What you need to do
Return all of the data exactly as written, without the pictures.

Extracted entries

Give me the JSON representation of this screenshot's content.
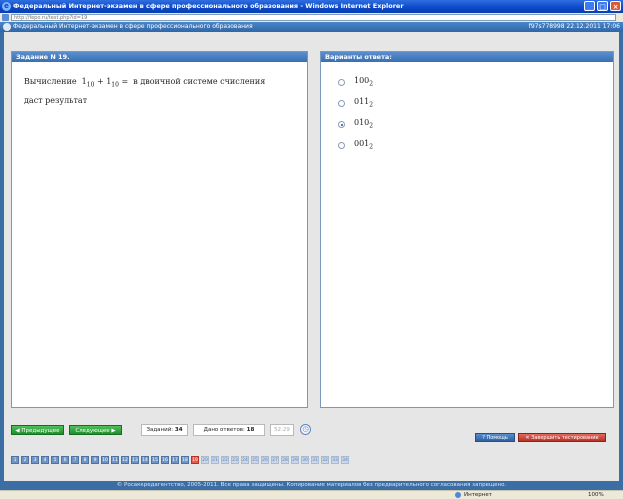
{
  "window": {
    "title": "Федеральный Интернет-экзамен в сфере профессионального образования - Windows Internet Explorer",
    "url": "http://fepo.ru/test.php?id=19"
  },
  "app": {
    "title": "Федеральный Интернет-экзамен в сфере профессионального образования",
    "session": "f97s778998 22.12.2011 17:06"
  },
  "question": {
    "header": "Задание N 19.",
    "text_before": "Вычисление",
    "expr_a": "1",
    "expr_a_sub": "10",
    "plus": "+",
    "expr_b": "1",
    "expr_b_sub": "10",
    "equals": "=",
    "text_after": "в двоичной системе счисления даст результат"
  },
  "answers": {
    "header": "Варианты ответа:",
    "options": [
      {
        "value": "100",
        "sub": "2",
        "selected": false
      },
      {
        "value": "011",
        "sub": "2",
        "selected": false
      },
      {
        "value": "010",
        "sub": "2",
        "selected": true
      },
      {
        "value": "001",
        "sub": "2",
        "selected": false
      }
    ]
  },
  "controls": {
    "prev_label": "Предыдущее",
    "next_label": "Следующее",
    "tasks_label": "Заданий:",
    "tasks_count": "34",
    "answered_label": "Дано ответов:",
    "answered_count": "18",
    "timer": "52:29",
    "help_label": "Помощь",
    "finish_label": "Завершить тестирование"
  },
  "task_numbers": [
    "1",
    "2",
    "3",
    "4",
    "5",
    "6",
    "7",
    "8",
    "9",
    "10",
    "11",
    "12",
    "13",
    "14",
    "15",
    "16",
    "17",
    "18",
    "19",
    "20",
    "21",
    "22",
    "23",
    "24",
    "25",
    "26",
    "27",
    "28",
    "29",
    "30",
    "31",
    "32",
    "33",
    "34"
  ],
  "current_task": 19,
  "footer": "© Росаккредагентство, 2005-2011. Все права защищены. Копирование материалов без предварительного согласования запрещено.",
  "statusbar": {
    "zone": "Интернет",
    "zoom": "100%"
  },
  "colors": {
    "header_blue": "#386fb5",
    "nav_green": "#1f8f2c",
    "finish_red": "#b83226",
    "current_task": "#e45c50"
  }
}
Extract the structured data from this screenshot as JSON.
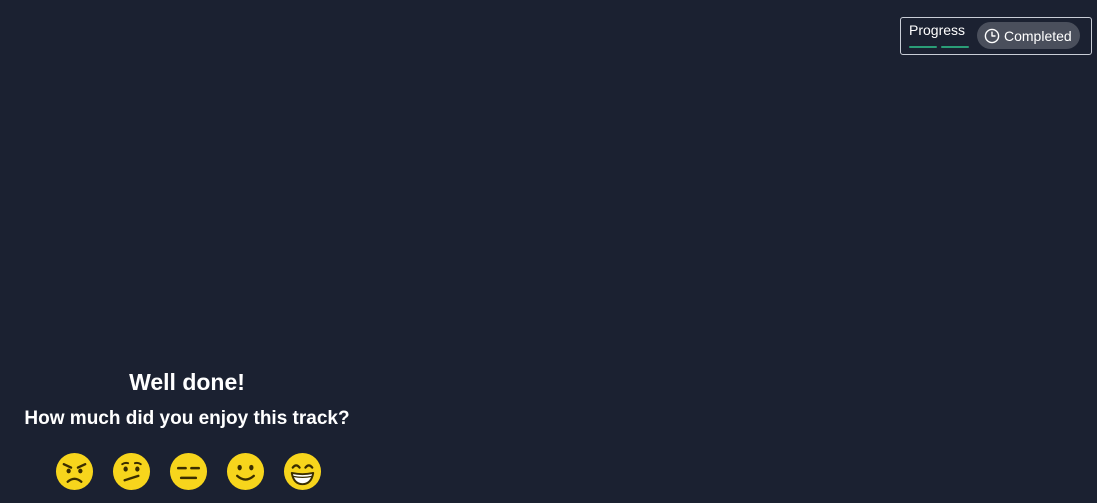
{
  "progress": {
    "label": "Progress",
    "segments_completed": 2,
    "segments_total": 2,
    "accent_color": "#2a9d77",
    "status_text": "Completed",
    "status_icon": "clock-icon"
  },
  "feedback": {
    "title": "Well done!",
    "question": "How much did you enjoy this track?",
    "ratings": [
      {
        "name": "angry-face-icon",
        "meaning": "angry"
      },
      {
        "name": "confused-face-icon",
        "meaning": "confused"
      },
      {
        "name": "expressionless-face-icon",
        "meaning": "neutral"
      },
      {
        "name": "slightly-smiling-face-icon",
        "meaning": "happy"
      },
      {
        "name": "grinning-face-icon",
        "meaning": "very happy"
      }
    ],
    "emoji_color": "#f7d51c"
  },
  "colors": {
    "background": "#1b2131",
    "pill_background": "#4a4f5c",
    "widget_border": "#c9cdd6"
  }
}
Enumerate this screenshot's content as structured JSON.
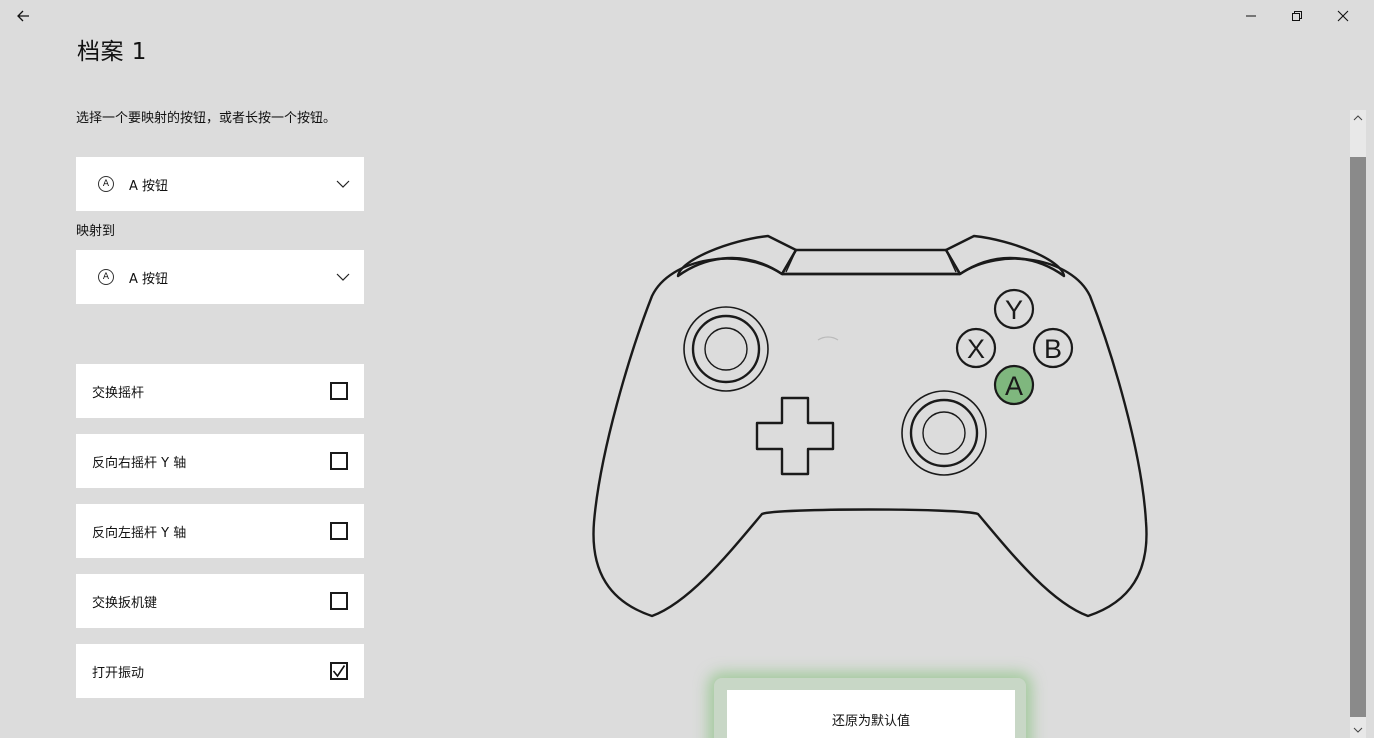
{
  "page": {
    "title": "档案 1",
    "instruction": "选择一个要映射的按钮，或者长按一个按钮。"
  },
  "source_select": {
    "icon_glyph": "A",
    "label": "A 按钮"
  },
  "map_to": {
    "label": "映射到",
    "select": {
      "icon_glyph": "A",
      "label": "A 按钮"
    }
  },
  "toggles": [
    {
      "label": "交换摇杆",
      "checked": false
    },
    {
      "label": "反向右摇杆 Y 轴",
      "checked": false
    },
    {
      "label": "反向左摇杆 Y 轴",
      "checked": false
    },
    {
      "label": "交换扳机键",
      "checked": false
    },
    {
      "label": "打开振动",
      "checked": true
    }
  ],
  "controller": {
    "buttons": {
      "y": "Y",
      "x": "X",
      "b": "B",
      "a": "A"
    },
    "highlighted": "A",
    "highlight_color": "#7fb77e"
  },
  "reset_button": {
    "label": "还原为默认值"
  },
  "icons": [
    "back-arrow-icon",
    "minimize-icon",
    "restore-icon",
    "close-icon",
    "chevron-down-icon",
    "checkmark-icon"
  ]
}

Solution for this problem
Give me the JSON representation of this screenshot's content.
{
  "window": {
    "title": "Федеральный Интернет-экзамен в сфере профессионального образования - Windows Internet Explorer",
    "url": "http://fepo.ru/test.php?id=19"
  },
  "app": {
    "title": "Федеральный Интернет-экзамен в сфере профессионального образования",
    "session": "f97s778998 22.12.2011 17:06"
  },
  "question": {
    "header": "Задание N 19.",
    "text_before": "Вычисление",
    "expr_a": "1",
    "expr_a_sub": "10",
    "plus": "+",
    "expr_b": "1",
    "expr_b_sub": "10",
    "equals": "=",
    "text_after": "в двоичной системе счисления даст результат"
  },
  "answers": {
    "header": "Варианты ответа:",
    "options": [
      {
        "value": "100",
        "sub": "2",
        "selected": false
      },
      {
        "value": "011",
        "sub": "2",
        "selected": false
      },
      {
        "value": "010",
        "sub": "2",
        "selected": true
      },
      {
        "value": "001",
        "sub": "2",
        "selected": false
      }
    ]
  },
  "controls": {
    "prev_label": "Предыдущее",
    "next_label": "Следующее",
    "tasks_label": "Заданий:",
    "tasks_count": "34",
    "answered_label": "Дано ответов:",
    "answered_count": "18",
    "timer": "52:29",
    "help_label": "Помощь",
    "finish_label": "Завершить тестирование"
  },
  "task_numbers": [
    "1",
    "2",
    "3",
    "4",
    "5",
    "6",
    "7",
    "8",
    "9",
    "10",
    "11",
    "12",
    "13",
    "14",
    "15",
    "16",
    "17",
    "18",
    "19",
    "20",
    "21",
    "22",
    "23",
    "24",
    "25",
    "26",
    "27",
    "28",
    "29",
    "30",
    "31",
    "32",
    "33",
    "34"
  ],
  "current_task": 19,
  "footer": "© Росаккредагентство, 2005-2011. Все права защищены. Копирование материалов без предварительного согласования запрещено.",
  "statusbar": {
    "zone": "Интернет",
    "zoom": "100%"
  },
  "colors": {
    "header_blue": "#386fb5",
    "nav_green": "#1f8f2c",
    "finish_red": "#b83226",
    "current_task": "#e45c50"
  }
}
Extract the structured data from this screenshot as JSON.
{
  "progress": {
    "label": "Progress",
    "segments_completed": 2,
    "segments_total": 2,
    "accent_color": "#2a9d77",
    "status_text": "Completed",
    "status_icon": "clock-icon"
  },
  "feedback": {
    "title": "Well done!",
    "question": "How much did you enjoy this track?",
    "ratings": [
      {
        "name": "angry-face-icon",
        "meaning": "angry"
      },
      {
        "name": "confused-face-icon",
        "meaning": "confused"
      },
      {
        "name": "expressionless-face-icon",
        "meaning": "neutral"
      },
      {
        "name": "slightly-smiling-face-icon",
        "meaning": "happy"
      },
      {
        "name": "grinning-face-icon",
        "meaning": "very happy"
      }
    ],
    "emoji_color": "#f7d51c"
  },
  "colors": {
    "background": "#1b2131",
    "pill_background": "#4a4f5c",
    "widget_border": "#c9cdd6"
  }
}
Enumerate this screenshot's content as structured JSON.
{
  "page": {
    "title": "档案 1",
    "instruction": "选择一个要映射的按钮，或者长按一个按钮。"
  },
  "source_select": {
    "icon_glyph": "A",
    "label": "A 按钮"
  },
  "map_to": {
    "label": "映射到",
    "select": {
      "icon_glyph": "A",
      "label": "A 按钮"
    }
  },
  "toggles": [
    {
      "label": "交换摇杆",
      "checked": false
    },
    {
      "label": "反向右摇杆 Y 轴",
      "checked": false
    },
    {
      "label": "反向左摇杆 Y 轴",
      "checked": false
    },
    {
      "label": "交换扳机键",
      "checked": false
    },
    {
      "label": "打开振动",
      "checked": true
    }
  ],
  "controller": {
    "buttons": {
      "y": "Y",
      "x": "X",
      "b": "B",
      "a": "A"
    },
    "highlighted": "A",
    "highlight_color": "#7fb77e"
  },
  "reset_button": {
    "label": "还原为默认值"
  },
  "icons": [
    "back-arrow-icon",
    "minimize-icon",
    "restore-icon",
    "close-icon",
    "chevron-down-icon",
    "checkmark-icon"
  ]
}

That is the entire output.